Copy all lines in which the word "Joints" can be found.
----
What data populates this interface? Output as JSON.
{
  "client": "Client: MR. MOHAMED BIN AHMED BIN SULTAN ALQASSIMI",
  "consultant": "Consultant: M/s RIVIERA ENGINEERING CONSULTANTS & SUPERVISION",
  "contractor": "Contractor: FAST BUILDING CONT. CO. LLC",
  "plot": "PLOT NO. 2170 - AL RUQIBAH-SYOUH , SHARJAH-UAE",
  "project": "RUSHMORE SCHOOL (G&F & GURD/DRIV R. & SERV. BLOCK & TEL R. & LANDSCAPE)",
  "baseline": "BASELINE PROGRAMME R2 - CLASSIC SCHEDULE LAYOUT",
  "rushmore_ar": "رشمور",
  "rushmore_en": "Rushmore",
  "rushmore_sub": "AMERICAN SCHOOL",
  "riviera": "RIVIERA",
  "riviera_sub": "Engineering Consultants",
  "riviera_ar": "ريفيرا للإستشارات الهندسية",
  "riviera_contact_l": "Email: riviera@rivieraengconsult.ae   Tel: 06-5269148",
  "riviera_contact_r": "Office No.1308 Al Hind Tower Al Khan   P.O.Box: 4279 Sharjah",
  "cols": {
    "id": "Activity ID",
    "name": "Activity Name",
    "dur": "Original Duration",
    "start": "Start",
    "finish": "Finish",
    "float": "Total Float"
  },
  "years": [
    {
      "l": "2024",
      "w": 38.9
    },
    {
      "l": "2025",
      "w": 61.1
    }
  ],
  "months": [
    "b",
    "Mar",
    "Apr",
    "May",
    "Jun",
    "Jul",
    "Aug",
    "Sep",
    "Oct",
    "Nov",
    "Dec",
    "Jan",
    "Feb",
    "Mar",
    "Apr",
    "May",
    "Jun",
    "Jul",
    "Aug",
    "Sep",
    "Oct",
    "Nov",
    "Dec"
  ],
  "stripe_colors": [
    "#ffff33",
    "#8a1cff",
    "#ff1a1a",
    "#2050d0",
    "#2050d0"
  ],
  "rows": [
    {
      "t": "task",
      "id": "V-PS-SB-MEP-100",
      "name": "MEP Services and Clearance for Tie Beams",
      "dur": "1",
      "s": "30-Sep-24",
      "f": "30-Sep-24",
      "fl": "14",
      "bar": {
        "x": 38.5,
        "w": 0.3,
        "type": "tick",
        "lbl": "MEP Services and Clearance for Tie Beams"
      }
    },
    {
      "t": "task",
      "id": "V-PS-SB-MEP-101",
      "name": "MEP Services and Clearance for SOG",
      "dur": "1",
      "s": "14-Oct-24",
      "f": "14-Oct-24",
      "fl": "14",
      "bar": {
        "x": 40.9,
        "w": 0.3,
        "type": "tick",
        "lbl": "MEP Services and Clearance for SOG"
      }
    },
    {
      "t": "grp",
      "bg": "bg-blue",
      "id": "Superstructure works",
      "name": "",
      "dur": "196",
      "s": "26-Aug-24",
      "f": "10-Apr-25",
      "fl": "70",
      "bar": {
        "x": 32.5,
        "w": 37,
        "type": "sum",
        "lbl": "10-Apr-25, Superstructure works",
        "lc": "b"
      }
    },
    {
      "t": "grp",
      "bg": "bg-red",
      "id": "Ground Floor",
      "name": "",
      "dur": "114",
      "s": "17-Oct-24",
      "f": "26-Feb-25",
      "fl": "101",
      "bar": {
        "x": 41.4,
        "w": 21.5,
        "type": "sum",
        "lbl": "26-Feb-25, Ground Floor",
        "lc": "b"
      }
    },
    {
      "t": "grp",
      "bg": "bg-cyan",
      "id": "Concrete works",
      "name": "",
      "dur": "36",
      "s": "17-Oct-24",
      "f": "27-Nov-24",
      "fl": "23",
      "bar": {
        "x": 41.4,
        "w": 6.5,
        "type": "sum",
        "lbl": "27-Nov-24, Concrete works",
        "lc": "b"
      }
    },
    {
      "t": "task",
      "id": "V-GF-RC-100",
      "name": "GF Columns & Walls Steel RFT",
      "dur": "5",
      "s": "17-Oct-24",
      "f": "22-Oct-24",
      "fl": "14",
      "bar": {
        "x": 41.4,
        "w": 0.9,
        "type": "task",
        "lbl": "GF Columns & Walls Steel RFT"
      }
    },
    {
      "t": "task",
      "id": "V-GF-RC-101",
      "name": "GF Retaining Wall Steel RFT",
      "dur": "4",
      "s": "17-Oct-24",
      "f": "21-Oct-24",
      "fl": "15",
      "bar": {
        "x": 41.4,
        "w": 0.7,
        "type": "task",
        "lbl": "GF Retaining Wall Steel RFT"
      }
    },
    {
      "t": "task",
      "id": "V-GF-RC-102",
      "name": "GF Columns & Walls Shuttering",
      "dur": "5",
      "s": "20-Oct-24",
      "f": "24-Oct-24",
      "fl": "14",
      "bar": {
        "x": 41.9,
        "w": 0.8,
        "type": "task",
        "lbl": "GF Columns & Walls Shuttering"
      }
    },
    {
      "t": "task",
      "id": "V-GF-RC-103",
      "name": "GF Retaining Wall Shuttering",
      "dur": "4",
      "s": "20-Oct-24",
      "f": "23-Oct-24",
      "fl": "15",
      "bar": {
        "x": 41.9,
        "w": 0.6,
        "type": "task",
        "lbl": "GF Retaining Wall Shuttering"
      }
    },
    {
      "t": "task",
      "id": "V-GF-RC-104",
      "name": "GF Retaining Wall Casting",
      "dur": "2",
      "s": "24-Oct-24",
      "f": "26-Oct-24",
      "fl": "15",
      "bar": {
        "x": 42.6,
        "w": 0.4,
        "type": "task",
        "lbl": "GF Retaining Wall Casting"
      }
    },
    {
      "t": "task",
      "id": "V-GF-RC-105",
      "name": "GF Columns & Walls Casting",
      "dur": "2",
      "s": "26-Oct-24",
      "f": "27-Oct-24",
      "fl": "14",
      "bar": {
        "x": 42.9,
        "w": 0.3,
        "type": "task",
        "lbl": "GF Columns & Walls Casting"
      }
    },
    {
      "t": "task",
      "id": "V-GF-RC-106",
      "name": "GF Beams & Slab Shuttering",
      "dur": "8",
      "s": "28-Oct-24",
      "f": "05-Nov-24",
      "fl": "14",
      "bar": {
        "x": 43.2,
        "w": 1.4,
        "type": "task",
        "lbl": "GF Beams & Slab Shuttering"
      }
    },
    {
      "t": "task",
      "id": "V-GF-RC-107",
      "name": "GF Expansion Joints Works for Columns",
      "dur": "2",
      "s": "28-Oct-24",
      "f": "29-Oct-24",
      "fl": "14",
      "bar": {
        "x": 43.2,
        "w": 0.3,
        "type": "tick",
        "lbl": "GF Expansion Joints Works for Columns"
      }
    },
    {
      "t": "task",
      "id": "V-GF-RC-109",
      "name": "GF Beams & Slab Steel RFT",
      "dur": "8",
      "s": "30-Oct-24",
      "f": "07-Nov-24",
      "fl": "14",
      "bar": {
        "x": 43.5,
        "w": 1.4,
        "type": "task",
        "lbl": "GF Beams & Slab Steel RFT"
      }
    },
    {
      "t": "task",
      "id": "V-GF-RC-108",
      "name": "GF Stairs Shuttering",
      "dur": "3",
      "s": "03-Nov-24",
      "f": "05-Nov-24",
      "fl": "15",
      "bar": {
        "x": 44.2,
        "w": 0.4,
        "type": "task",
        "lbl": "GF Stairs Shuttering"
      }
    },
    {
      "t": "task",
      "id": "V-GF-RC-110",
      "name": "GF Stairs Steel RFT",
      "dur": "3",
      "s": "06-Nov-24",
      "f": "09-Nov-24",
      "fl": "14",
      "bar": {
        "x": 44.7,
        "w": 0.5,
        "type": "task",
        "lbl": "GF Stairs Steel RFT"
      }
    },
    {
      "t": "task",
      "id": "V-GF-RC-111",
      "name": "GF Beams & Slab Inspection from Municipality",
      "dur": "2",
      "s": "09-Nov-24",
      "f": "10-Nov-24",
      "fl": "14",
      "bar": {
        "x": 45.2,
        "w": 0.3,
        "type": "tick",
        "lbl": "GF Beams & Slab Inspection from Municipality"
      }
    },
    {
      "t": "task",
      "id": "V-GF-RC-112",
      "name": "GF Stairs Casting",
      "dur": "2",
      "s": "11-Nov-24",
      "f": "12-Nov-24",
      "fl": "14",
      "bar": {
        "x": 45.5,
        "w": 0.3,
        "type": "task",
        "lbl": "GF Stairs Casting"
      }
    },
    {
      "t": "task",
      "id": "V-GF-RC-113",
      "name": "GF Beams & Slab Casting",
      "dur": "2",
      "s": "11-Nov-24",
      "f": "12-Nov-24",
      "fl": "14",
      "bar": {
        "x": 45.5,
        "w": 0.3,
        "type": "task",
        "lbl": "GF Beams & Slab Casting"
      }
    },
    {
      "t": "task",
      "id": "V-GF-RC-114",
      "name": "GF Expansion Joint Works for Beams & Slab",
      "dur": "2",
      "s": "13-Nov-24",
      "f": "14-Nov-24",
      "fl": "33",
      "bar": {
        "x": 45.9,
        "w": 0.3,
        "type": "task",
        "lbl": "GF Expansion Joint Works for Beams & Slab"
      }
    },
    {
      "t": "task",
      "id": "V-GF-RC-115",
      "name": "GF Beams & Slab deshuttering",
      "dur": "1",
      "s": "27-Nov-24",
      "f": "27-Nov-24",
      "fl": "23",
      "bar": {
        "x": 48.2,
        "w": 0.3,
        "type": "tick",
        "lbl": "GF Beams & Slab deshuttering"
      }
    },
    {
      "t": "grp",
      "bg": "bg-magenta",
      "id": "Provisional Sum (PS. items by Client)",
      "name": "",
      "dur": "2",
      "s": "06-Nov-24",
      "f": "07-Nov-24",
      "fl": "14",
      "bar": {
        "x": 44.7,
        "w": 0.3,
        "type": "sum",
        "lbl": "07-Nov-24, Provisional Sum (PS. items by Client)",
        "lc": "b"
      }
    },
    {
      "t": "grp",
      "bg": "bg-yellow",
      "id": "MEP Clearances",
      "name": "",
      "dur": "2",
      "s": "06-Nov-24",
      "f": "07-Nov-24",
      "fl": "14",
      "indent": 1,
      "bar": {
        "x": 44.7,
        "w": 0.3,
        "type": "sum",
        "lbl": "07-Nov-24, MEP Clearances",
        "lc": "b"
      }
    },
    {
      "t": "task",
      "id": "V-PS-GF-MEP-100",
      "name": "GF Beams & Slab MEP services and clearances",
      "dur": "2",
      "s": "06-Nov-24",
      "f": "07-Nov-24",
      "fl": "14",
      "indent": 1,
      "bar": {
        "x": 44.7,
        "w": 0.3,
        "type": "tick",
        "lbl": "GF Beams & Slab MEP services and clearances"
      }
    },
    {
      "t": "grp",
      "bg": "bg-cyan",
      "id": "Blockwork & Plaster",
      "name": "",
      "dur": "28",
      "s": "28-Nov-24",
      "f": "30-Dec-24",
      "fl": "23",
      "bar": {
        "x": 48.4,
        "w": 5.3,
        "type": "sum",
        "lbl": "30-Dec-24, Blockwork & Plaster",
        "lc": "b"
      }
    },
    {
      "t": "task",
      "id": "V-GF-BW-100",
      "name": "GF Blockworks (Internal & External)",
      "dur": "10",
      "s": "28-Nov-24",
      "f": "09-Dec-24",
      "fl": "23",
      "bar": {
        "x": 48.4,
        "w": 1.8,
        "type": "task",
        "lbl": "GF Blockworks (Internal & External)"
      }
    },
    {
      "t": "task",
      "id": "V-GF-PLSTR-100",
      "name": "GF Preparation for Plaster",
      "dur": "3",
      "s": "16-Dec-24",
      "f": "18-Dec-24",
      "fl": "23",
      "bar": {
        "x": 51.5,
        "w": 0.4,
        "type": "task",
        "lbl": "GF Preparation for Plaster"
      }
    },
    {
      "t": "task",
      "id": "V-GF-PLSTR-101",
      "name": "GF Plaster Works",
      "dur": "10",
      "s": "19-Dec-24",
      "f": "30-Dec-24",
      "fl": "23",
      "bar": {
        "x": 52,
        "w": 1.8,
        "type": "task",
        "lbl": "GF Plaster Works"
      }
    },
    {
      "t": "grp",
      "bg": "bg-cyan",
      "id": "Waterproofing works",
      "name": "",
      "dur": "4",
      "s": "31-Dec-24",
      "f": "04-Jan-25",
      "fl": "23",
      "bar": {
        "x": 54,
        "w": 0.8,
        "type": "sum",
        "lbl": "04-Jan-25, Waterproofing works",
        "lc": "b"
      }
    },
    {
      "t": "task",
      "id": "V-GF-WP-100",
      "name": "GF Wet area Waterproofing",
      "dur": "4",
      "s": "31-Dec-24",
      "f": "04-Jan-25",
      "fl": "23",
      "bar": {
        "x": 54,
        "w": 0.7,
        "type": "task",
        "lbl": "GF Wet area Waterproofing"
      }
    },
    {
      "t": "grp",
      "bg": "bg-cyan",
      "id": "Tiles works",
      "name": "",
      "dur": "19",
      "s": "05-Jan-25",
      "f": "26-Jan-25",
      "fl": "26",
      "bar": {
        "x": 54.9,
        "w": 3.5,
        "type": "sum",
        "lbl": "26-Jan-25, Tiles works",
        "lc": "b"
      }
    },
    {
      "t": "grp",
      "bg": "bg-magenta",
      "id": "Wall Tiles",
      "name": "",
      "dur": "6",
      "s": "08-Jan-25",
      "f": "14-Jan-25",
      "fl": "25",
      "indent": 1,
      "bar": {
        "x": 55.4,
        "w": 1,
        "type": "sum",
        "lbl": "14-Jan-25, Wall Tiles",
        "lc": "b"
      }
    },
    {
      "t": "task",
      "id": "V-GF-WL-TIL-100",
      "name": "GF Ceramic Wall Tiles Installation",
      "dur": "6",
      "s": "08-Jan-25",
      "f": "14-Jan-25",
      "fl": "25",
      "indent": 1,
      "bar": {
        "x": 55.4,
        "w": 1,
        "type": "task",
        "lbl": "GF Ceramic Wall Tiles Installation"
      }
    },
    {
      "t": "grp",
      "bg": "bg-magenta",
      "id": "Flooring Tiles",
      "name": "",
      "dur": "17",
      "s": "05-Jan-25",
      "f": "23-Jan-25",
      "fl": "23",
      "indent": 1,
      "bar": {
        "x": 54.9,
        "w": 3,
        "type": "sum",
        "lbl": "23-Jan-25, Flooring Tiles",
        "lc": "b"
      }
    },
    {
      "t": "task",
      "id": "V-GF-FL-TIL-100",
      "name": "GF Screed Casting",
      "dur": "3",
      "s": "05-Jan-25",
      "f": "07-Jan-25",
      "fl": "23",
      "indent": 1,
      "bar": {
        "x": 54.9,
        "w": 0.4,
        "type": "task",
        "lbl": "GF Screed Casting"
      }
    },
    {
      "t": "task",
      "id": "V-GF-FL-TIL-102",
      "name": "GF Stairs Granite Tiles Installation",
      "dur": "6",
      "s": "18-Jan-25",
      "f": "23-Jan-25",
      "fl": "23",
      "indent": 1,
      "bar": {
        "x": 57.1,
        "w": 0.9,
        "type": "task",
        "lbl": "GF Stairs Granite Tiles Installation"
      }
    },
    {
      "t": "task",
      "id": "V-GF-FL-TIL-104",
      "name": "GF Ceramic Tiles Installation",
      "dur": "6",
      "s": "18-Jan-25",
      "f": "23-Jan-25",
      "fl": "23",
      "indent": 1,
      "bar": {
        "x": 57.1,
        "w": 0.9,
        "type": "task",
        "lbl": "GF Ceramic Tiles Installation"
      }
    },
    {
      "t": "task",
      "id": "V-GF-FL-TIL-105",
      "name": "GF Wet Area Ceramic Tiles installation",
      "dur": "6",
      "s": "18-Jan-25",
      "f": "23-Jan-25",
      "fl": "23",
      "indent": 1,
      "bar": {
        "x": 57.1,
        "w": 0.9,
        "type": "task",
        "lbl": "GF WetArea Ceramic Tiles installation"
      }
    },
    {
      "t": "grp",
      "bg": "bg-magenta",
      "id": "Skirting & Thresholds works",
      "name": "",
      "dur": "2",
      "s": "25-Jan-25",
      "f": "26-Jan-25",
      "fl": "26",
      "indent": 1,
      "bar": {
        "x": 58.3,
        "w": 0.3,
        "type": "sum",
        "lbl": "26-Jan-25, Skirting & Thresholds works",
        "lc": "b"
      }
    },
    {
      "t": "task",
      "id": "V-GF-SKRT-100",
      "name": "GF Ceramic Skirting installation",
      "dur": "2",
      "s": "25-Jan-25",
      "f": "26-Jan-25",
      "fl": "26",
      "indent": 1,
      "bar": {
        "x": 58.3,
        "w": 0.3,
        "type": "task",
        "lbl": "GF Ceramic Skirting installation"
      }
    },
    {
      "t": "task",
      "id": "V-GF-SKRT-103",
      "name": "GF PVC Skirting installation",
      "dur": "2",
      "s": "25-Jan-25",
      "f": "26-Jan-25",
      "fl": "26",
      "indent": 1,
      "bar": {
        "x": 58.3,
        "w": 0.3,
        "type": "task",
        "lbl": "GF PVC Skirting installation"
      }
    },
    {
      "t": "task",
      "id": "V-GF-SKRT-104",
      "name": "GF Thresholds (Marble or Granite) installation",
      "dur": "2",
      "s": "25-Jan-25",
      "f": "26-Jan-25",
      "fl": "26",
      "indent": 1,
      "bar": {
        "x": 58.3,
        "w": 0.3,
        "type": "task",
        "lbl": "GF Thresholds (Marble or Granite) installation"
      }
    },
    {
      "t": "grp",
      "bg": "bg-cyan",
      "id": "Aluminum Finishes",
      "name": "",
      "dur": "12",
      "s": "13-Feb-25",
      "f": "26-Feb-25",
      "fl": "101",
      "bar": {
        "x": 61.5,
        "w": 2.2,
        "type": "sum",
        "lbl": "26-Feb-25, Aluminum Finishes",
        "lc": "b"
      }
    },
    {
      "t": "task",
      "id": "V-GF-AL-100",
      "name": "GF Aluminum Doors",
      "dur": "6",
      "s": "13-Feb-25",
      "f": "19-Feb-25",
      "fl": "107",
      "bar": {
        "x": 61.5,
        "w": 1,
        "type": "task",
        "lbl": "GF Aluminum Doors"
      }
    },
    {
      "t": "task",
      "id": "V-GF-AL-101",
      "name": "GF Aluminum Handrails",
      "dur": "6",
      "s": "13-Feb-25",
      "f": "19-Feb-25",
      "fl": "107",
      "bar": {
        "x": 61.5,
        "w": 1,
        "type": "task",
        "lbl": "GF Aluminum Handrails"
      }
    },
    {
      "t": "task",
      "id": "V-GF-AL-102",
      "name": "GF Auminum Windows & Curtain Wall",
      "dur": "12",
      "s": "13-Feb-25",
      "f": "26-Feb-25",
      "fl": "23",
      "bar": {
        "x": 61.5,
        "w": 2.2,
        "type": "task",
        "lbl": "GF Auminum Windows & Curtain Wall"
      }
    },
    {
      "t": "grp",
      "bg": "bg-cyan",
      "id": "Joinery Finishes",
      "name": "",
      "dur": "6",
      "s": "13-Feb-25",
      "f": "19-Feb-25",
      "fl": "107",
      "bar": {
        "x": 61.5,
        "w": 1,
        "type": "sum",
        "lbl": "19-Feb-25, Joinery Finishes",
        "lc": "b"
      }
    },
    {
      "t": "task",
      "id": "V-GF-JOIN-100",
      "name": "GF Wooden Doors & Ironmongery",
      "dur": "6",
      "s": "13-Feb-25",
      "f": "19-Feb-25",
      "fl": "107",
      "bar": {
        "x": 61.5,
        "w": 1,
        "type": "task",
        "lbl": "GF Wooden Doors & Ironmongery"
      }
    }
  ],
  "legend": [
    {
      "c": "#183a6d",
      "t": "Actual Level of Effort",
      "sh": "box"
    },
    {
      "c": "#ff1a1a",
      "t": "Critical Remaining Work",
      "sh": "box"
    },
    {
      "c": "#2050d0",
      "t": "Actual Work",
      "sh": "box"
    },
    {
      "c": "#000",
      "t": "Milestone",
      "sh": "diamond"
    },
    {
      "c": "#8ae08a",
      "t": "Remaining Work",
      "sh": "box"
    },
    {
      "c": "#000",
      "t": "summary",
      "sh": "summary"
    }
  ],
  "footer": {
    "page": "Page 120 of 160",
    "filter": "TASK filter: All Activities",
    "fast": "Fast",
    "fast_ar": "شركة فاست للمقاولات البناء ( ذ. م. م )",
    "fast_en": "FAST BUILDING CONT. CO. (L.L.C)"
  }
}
----
• [Task output]:
      "name": "GF Expansion Joints Works for Columns",
        "lbl": "GF Expansion Joints Works for Columns"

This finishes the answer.